◆ WHAT THIS TASK INVOLVES ◆
Copy out the records in full, word for word, without pictures.

◆ DATA TO PROCESS ◆
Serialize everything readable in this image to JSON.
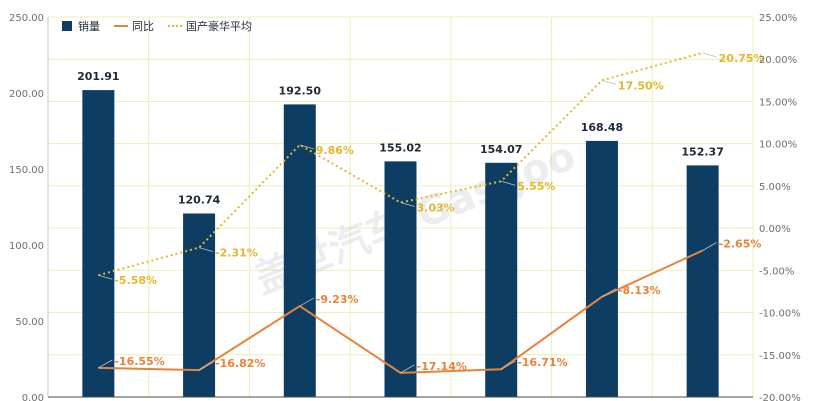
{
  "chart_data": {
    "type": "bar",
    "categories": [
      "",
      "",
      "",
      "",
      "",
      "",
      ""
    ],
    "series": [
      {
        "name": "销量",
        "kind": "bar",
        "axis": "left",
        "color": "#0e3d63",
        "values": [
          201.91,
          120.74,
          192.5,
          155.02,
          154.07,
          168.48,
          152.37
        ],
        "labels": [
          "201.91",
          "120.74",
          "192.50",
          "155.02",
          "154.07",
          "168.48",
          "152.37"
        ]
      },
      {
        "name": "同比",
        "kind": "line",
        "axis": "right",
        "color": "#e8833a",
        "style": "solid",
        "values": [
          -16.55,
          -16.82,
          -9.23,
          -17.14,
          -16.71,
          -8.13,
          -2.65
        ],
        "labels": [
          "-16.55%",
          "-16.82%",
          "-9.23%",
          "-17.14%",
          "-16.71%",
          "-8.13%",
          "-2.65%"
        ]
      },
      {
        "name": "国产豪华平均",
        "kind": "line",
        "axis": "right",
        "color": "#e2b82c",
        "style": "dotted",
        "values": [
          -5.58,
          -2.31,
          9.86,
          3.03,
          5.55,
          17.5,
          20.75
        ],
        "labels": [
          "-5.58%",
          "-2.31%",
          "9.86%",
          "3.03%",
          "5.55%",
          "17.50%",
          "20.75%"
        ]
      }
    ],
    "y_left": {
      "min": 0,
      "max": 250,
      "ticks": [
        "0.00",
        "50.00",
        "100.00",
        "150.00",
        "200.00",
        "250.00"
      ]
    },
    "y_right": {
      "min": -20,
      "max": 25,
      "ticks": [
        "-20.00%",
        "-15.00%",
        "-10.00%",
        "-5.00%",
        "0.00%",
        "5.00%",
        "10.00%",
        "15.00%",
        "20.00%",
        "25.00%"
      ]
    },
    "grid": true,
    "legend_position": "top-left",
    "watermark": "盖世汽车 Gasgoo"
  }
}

◆ THE COMPLETED TASK ◆
Serialize everything readable in this image to JSON.
{
  "chart_data": {
    "type": "bar",
    "categories": [
      "",
      "",
      "",
      "",
      "",
      "",
      ""
    ],
    "series": [
      {
        "name": "销量",
        "kind": "bar",
        "axis": "left",
        "color": "#0e3d63",
        "values": [
          201.91,
          120.74,
          192.5,
          155.02,
          154.07,
          168.48,
          152.37
        ],
        "labels": [
          "201.91",
          "120.74",
          "192.50",
          "155.02",
          "154.07",
          "168.48",
          "152.37"
        ]
      },
      {
        "name": "同比",
        "kind": "line",
        "axis": "right",
        "color": "#e8833a",
        "style": "solid",
        "values": [
          -16.55,
          -16.82,
          -9.23,
          -17.14,
          -16.71,
          -8.13,
          -2.65
        ],
        "labels": [
          "-16.55%",
          "-16.82%",
          "-9.23%",
          "-17.14%",
          "-16.71%",
          "-8.13%",
          "-2.65%"
        ]
      },
      {
        "name": "国产豪华平均",
        "kind": "line",
        "axis": "right",
        "color": "#e2b82c",
        "style": "dotted",
        "values": [
          -5.58,
          -2.31,
          9.86,
          3.03,
          5.55,
          17.5,
          20.75
        ],
        "labels": [
          "-5.58%",
          "-2.31%",
          "9.86%",
          "3.03%",
          "5.55%",
          "17.50%",
          "20.75%"
        ]
      }
    ],
    "y_left": {
      "min": 0,
      "max": 250,
      "ticks": [
        "0.00",
        "50.00",
        "100.00",
        "150.00",
        "200.00",
        "250.00"
      ]
    },
    "y_right": {
      "min": -20,
      "max": 25,
      "ticks": [
        "-20.00%",
        "-15.00%",
        "-10.00%",
        "-5.00%",
        "0.00%",
        "5.00%",
        "10.00%",
        "15.00%",
        "20.00%",
        "25.00%"
      ]
    },
    "grid": true,
    "legend_position": "top-left",
    "watermark": "盖世汽车 Gasgoo"
  }
}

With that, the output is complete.